## GOAL
Copy every line in the records below that contains the word "JSON".

--- EXTRACTED RECORDS ---

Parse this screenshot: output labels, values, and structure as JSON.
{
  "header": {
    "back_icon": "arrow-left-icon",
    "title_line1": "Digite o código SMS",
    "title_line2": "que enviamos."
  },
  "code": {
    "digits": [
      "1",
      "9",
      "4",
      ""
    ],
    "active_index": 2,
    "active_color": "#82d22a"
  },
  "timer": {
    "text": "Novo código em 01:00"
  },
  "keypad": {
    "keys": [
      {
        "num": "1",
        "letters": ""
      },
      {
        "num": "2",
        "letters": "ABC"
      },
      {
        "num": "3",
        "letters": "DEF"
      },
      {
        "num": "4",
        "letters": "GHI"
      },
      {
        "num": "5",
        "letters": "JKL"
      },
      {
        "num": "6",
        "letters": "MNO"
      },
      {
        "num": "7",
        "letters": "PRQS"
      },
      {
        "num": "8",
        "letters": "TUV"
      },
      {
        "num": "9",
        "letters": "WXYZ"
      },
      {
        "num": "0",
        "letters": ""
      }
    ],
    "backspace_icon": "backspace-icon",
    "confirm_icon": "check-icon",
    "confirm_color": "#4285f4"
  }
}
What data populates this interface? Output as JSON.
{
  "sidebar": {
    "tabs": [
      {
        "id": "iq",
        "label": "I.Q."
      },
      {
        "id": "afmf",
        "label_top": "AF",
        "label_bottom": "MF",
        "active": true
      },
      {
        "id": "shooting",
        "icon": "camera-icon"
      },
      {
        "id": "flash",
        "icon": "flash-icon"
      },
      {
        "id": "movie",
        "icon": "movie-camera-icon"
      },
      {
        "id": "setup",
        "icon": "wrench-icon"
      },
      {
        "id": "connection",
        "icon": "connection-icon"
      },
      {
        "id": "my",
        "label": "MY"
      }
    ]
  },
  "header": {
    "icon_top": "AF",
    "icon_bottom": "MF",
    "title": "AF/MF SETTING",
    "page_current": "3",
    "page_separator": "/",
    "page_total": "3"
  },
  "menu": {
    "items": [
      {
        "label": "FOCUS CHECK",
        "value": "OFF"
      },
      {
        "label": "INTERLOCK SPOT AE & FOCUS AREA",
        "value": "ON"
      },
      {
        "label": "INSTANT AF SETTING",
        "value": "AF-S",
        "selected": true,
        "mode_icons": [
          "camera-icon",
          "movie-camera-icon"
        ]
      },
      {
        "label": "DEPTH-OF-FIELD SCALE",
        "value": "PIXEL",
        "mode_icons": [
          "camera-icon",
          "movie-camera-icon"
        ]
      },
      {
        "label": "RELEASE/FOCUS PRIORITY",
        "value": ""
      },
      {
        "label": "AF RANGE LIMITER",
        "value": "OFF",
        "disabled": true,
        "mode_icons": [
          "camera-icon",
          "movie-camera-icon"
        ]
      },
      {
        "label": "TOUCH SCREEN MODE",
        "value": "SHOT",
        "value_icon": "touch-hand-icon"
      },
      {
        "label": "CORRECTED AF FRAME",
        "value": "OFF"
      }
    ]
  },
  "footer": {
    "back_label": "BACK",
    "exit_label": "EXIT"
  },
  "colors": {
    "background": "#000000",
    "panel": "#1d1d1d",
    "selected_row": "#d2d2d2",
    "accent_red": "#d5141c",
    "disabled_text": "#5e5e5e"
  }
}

---

## OUTPUT OF THE EXERCISE
Parse this screenshot: output labels, values, and structure as JSON.
What data populates this interface? Output as JSON.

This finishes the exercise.